## START PROVIDED RECORDS

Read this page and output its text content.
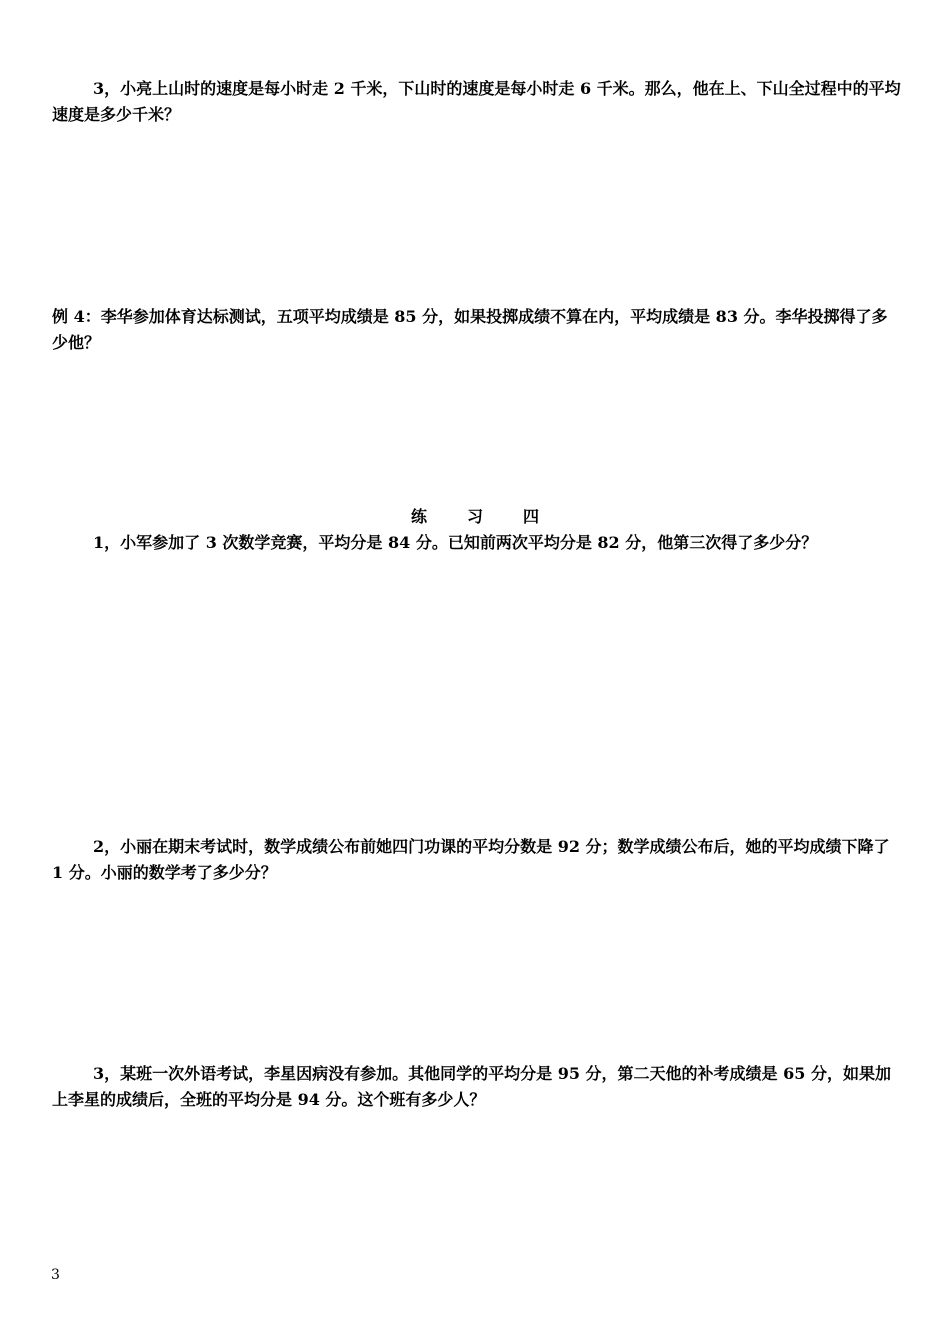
3，小亮上山时的速度是每小时走 2 千米，下山时的速度是每小时走 6 千米。那么，他在上、下山全过程中的平均速度是多少千米？

例 4：李华参加体育达标测试，五项平均成绩是 85 分，如果投掷成绩不算在内，平均成绩是 83 分。李华投掷得了多少他？

练习四

1，小军参加了 3 次数学竞赛，平均分是 84 分。已知前两次平均分是 82 分，他第三次得了多少分？

2，小丽在期末考试时，数学成绩公布前她四门功课的平均分数是 92 分；数学成绩公布后，她的平均成绩下降了 1 分。小丽的数学考了多少分？

3，某班一次外语考试，李星因病没有参加。其他同学的平均分是 95 分，第二天他的补考成绩是 65 分，如果加上李星的成绩后，全班的平均分是 94 分。这个班有多少人？

3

## END PROVIDED RECORDS

SET EXERCISE –
Each entry gets copied exactly; the pictures stay out.

SOLUTION FOR THIS TASK –
Read this page and output its text content.
3，小亮上山时的速度是每小时走 2 千米，下山时的速度是每小时走 6 千米。那么，他在上、下山全过程中的平均速度是多少千米？

例 4：李华参加体育达标测试，五项平均成绩是 85 分，如果投掷成绩不算在内，平均成绩是 83 分。李华投掷得了多少他？

练习四

1，小军参加了 3 次数学竞赛，平均分是 84 分。已知前两次平均分是 82 分，他第三次得了多少分？

2，小丽在期末考试时，数学成绩公布前她四门功课的平均分数是 92 分；数学成绩公布后，她的平均成绩下降了 1 分。小丽的数学考了多少分？

3，某班一次外语考试，李星因病没有参加。其他同学的平均分是 95 分，第二天他的补考成绩是 65 分，如果加上李星的成绩后，全班的平均分是 94 分。这个班有多少人？

3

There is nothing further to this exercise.